━━━ Entries supplied

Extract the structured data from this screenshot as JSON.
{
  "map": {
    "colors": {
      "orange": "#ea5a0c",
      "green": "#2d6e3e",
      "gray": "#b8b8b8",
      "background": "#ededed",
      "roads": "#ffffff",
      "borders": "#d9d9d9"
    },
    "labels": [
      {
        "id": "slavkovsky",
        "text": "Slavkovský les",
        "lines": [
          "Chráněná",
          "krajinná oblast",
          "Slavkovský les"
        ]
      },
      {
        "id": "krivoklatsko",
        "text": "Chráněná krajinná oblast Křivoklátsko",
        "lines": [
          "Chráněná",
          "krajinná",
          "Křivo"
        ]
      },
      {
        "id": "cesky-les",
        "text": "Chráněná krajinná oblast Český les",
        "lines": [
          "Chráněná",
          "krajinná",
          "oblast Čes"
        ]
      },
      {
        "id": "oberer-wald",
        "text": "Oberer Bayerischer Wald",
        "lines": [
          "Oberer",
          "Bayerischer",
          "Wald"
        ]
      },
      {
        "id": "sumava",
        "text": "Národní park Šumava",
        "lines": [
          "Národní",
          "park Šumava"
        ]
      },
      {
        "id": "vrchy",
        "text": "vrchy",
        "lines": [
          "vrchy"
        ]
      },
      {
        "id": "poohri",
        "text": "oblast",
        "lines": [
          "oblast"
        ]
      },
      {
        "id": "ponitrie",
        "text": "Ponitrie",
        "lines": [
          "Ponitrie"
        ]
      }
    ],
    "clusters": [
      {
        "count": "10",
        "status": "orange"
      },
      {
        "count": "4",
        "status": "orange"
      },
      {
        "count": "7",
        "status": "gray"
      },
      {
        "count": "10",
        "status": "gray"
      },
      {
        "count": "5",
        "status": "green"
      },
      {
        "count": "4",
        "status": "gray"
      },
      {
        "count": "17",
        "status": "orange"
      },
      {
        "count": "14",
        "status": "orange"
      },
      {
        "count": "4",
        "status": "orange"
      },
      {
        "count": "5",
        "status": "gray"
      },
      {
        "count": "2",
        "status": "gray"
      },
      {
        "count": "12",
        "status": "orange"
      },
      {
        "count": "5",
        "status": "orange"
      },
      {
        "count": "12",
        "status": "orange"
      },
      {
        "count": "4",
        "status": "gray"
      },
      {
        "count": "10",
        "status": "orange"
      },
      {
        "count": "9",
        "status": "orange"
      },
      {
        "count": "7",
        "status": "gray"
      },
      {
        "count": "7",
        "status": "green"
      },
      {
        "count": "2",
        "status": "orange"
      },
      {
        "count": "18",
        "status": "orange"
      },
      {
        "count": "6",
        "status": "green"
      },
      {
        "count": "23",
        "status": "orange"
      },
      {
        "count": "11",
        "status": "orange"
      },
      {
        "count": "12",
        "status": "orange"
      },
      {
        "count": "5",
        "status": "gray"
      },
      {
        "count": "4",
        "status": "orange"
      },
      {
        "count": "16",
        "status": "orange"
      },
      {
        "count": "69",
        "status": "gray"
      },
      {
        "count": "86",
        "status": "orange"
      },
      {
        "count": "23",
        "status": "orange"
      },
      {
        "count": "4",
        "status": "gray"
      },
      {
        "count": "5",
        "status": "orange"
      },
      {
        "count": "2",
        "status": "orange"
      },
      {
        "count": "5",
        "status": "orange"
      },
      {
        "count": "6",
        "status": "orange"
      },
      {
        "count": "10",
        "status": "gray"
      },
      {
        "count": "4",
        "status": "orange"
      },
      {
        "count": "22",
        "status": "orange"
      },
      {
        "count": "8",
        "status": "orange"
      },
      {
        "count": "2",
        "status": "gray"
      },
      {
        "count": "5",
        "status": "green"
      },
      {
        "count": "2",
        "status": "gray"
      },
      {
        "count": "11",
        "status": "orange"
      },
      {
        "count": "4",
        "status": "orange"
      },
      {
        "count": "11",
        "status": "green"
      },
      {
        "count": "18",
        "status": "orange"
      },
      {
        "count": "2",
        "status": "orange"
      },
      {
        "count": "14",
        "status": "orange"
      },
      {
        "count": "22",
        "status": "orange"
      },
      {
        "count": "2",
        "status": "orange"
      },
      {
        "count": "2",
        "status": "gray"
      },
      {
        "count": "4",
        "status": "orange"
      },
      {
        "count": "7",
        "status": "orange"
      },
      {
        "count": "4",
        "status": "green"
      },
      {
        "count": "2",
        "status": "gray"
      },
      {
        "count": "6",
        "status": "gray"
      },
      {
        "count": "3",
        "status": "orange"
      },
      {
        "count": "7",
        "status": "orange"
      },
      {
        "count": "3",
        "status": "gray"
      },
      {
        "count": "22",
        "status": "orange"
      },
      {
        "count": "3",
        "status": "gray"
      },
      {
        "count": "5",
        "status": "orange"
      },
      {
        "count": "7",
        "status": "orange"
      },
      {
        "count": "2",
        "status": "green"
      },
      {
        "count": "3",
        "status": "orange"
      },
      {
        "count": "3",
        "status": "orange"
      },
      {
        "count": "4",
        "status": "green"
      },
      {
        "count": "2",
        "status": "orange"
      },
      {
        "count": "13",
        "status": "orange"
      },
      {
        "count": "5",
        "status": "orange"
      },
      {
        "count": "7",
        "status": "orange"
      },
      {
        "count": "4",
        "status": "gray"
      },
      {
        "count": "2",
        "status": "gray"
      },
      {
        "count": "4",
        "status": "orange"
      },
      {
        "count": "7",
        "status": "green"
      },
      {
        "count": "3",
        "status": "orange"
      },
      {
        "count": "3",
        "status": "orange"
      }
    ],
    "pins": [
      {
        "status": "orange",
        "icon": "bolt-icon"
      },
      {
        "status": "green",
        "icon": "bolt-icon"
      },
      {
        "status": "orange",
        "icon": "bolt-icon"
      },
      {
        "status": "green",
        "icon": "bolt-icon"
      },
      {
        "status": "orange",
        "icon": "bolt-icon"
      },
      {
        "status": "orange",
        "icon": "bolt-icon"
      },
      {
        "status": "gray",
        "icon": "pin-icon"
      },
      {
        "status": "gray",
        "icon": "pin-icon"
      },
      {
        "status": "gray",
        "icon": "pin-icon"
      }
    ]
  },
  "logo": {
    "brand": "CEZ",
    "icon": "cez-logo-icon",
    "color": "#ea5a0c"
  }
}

━━━━━━

● Given task: Search the listing for the word "park". Copy every line in which it occurs.

● Final result:
        "text": "Národní park Šumava",
          "park Šumava"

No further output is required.